REQUIRED TASKS:
- A) Answer these from the article on Pujols:
(i) Apart from salaries, what does the article say is left out of the rankings?
(ii) What share of the balls Pujols has put in play over his career have landed for a hit?
(iii) How many MVP trophies and runner-up finishes has Pujols received?
- B) Carry the article on Pujols forward from its last sentence.

Pujols: The best in the game?
The following players are ranked as if a general manager were able to start a team with any first baseman he wanted, without any salary considerations. This team would then be dismantled after the 2012 season ended.
As a result, the players’ salaries and potential in future seasons are not considered. However, defense and baserunning are included in the evaluation of the players. These are not fantasy rankings.
Despite him recording the worst season of his career in 2012, Pujols’ reign as the top first baseman in baseball will continue for at least one more year. Keep in mind, Pujols’ “worst” season was still a top-five season among first basemen.
There is reason to believe that Pujols' numbers were down last year due mostly to luck, as opposed to any skill degradation.
Throughout his career, balls have landed for a hit 31.1 percent of the time when put in play. Last season, this was at a career-low 27.7 percent. Uncharacteristically low batting averages on balls in play are generally assumed to be due to bad luck. It is safe to assume that his fortunes, along with his numbers, will rebound in 2012.
At the age of 32, Pujols already has a Hall-of-Fame career under his belt. He has arguably been the best position player in the game since 2003. His value to the Cardinals was recognized with three MVP trophies and four runner-up finishes.

GIVEN INFORMATION:
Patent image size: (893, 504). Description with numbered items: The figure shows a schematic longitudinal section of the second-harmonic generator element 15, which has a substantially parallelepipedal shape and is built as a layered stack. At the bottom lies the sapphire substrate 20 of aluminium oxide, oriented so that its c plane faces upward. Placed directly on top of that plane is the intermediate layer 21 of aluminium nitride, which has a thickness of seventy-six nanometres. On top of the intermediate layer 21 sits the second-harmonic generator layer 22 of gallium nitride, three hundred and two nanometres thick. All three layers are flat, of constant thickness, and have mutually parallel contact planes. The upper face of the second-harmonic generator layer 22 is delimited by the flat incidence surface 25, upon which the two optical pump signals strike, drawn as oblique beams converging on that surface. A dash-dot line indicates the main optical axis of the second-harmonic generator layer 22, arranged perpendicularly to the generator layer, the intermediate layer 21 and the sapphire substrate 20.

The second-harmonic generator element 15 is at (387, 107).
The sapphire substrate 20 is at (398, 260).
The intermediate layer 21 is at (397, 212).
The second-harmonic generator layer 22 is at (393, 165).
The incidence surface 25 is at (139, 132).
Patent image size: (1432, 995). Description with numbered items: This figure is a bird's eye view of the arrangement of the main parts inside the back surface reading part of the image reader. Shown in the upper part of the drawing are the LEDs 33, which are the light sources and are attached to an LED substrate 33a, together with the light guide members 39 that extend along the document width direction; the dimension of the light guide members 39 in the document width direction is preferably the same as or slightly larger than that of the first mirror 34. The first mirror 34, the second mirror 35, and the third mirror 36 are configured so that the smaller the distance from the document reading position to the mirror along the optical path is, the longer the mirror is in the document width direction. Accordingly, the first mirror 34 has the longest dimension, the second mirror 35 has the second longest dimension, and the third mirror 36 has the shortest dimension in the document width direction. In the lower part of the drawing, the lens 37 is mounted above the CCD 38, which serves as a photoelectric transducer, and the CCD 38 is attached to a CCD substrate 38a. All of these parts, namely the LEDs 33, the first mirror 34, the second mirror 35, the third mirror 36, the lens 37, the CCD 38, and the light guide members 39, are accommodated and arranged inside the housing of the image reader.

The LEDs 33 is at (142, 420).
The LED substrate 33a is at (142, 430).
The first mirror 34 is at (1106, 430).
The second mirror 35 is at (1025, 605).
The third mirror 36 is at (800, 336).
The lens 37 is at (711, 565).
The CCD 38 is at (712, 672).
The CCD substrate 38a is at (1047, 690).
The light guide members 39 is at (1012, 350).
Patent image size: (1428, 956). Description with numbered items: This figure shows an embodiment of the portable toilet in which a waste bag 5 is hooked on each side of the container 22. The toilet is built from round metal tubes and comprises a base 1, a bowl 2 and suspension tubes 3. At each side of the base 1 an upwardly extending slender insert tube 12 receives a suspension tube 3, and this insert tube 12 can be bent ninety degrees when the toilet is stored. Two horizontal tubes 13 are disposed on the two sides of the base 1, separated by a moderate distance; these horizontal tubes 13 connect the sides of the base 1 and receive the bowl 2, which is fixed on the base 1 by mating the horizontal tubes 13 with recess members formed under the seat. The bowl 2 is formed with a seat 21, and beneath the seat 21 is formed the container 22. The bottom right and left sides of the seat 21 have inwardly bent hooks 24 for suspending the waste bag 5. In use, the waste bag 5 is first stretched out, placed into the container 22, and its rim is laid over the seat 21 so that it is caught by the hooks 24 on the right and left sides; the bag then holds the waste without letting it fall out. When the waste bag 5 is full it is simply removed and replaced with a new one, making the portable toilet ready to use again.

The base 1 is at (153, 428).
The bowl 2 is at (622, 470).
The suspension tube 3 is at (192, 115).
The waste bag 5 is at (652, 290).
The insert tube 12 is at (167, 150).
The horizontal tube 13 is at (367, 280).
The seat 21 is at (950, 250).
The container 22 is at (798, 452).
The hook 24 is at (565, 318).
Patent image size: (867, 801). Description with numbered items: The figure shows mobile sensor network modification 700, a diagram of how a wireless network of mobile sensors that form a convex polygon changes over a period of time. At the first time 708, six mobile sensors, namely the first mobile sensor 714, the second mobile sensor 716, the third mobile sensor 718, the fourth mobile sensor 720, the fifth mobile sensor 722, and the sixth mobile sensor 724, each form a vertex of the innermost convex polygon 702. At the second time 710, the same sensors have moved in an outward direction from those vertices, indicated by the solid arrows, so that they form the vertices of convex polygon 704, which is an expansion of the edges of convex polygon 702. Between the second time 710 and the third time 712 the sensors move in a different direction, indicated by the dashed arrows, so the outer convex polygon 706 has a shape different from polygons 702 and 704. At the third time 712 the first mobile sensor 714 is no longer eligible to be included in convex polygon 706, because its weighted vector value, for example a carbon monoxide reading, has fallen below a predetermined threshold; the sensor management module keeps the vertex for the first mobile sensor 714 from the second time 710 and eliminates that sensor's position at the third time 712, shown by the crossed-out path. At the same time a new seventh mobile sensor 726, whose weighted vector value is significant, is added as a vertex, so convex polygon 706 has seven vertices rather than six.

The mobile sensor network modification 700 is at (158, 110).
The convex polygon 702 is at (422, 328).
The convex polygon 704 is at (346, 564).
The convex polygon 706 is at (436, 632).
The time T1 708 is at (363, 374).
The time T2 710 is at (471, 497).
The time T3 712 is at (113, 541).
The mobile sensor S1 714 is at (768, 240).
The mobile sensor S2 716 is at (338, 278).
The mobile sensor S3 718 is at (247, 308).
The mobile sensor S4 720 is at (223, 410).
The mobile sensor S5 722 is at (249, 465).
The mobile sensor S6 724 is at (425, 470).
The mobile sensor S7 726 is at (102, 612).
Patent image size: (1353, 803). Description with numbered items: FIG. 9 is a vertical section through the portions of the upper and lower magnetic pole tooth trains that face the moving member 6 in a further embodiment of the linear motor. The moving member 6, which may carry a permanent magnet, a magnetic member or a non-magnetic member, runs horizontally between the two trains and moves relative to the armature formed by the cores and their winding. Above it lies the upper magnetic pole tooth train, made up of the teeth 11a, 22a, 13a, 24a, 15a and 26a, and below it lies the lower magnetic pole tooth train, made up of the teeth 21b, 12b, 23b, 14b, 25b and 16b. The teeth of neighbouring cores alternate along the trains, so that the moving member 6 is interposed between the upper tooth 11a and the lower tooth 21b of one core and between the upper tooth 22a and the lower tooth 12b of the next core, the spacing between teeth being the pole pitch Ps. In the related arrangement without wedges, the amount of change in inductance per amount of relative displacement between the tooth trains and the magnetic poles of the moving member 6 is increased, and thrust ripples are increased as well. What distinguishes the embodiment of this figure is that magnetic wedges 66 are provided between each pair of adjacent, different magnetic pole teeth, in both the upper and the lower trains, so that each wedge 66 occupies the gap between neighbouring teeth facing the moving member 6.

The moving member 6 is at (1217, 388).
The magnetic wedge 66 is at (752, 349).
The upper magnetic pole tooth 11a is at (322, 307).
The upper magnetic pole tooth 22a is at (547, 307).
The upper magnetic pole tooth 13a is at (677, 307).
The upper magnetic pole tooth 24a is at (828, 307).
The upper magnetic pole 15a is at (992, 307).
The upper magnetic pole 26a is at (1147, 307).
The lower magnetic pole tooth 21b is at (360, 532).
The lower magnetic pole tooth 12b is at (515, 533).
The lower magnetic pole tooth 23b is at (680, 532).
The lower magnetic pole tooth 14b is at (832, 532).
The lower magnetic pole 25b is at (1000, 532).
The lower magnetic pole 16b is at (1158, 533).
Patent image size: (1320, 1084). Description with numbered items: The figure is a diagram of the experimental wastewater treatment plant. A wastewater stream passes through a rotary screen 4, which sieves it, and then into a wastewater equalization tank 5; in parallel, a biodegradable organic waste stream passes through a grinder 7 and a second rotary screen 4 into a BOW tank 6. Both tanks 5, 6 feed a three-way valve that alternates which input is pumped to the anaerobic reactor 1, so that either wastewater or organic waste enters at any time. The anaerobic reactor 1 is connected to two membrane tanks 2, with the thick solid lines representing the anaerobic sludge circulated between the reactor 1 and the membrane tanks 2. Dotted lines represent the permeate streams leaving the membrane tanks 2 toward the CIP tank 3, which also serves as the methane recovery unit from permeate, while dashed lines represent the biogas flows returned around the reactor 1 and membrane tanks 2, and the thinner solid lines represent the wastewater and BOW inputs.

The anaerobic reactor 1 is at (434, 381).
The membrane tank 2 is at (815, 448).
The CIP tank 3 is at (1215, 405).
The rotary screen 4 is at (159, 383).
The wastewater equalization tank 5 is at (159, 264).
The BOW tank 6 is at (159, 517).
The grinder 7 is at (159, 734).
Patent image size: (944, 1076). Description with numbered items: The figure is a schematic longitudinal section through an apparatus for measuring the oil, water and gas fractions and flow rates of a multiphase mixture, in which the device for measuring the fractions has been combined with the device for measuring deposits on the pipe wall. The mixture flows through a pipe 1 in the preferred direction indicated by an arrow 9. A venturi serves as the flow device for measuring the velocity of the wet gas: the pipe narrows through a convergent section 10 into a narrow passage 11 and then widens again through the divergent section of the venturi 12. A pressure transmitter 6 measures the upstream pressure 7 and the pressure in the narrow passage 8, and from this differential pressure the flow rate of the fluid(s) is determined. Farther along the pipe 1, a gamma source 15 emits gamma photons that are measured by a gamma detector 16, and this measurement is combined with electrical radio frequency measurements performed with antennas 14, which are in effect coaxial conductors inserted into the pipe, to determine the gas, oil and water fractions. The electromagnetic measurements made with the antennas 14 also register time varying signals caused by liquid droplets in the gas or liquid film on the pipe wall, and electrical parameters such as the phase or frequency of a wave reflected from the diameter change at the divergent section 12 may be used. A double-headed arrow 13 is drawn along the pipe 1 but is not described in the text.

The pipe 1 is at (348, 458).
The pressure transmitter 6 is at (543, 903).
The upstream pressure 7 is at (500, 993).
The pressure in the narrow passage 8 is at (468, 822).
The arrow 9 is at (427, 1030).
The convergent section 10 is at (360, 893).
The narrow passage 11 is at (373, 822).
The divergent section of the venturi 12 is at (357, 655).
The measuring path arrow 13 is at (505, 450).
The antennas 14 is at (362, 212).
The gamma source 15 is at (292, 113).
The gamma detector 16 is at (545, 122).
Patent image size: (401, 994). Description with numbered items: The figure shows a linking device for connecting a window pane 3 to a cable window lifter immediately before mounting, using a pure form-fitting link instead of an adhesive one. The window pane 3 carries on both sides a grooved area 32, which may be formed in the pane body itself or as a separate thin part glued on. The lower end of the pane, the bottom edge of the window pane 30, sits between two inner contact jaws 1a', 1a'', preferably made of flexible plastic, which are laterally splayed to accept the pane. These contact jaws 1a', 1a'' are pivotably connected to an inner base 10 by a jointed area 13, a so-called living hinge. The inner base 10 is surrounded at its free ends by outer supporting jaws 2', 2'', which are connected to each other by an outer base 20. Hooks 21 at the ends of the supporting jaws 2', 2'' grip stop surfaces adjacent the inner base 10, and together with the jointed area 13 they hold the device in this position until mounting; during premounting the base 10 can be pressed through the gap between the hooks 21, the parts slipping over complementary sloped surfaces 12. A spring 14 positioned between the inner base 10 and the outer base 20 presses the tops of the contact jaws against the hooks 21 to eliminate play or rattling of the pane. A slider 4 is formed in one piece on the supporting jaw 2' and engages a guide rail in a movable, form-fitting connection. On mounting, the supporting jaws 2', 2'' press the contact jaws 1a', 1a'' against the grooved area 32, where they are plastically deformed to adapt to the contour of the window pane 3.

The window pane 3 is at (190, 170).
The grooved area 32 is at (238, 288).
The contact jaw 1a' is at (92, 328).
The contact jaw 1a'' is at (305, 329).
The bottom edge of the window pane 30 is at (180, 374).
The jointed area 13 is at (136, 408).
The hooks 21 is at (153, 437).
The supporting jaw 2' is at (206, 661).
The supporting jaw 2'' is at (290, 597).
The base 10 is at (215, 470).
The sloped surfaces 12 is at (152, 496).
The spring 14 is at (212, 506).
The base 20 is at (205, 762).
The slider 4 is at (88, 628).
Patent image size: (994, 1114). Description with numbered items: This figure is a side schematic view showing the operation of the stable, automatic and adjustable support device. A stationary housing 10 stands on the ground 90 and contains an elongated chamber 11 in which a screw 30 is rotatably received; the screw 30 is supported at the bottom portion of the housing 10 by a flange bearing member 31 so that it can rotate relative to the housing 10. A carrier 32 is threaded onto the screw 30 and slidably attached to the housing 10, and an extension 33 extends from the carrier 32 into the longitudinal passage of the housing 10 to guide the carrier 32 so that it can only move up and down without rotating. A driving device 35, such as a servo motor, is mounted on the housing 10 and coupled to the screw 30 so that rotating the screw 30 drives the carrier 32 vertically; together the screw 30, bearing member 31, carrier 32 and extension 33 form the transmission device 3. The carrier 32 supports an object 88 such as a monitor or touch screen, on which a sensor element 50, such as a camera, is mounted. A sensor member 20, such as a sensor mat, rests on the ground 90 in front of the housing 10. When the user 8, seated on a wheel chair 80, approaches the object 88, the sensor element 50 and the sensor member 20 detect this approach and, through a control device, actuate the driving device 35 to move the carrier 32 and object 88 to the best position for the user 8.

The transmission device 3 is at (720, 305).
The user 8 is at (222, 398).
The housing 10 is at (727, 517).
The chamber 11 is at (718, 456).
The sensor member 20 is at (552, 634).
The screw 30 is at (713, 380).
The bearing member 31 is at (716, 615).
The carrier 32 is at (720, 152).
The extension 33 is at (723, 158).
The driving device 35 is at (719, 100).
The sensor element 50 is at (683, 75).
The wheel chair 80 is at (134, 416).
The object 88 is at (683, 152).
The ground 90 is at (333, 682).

ANSWER LIST:
- A)
(i) The players' potential in future seasons.
(ii) 31.1 percent.
(iii) Three MVP trophies and four runner-up finishes.

- B)
Judged on offense alone, there are a few other first basemen that would have a case for the top spot in this ranking. When his Gold-Glove defense and intelligent baserunning are considered, Albert Pujols stands unchallenged atop the rest.
The last two seasons have solidified the Reds' Joey Votto as one of the top five position players in the National League. The 2010 season was his coming-out party on offense, with a league-leading 1.024 OPS. For context, that is the same OPS that Sammy Sosa posted in his magical 66-home run campaign of 1998.
Joey Votto is more than just a great offensive player.
Last year, his strong glove work was recognized with his first Gold Glove award. Votto's all-around value, along with no major injuries in his career, separate him from the next two sluggers on this list, who are his equals at the plate.
Adrian Gonzalez’s value at the plate has been outstanding for years. His three Gold Gloves attest to his defensive prowess. Yet he ranks below Joey Votto on this list due to one red flag.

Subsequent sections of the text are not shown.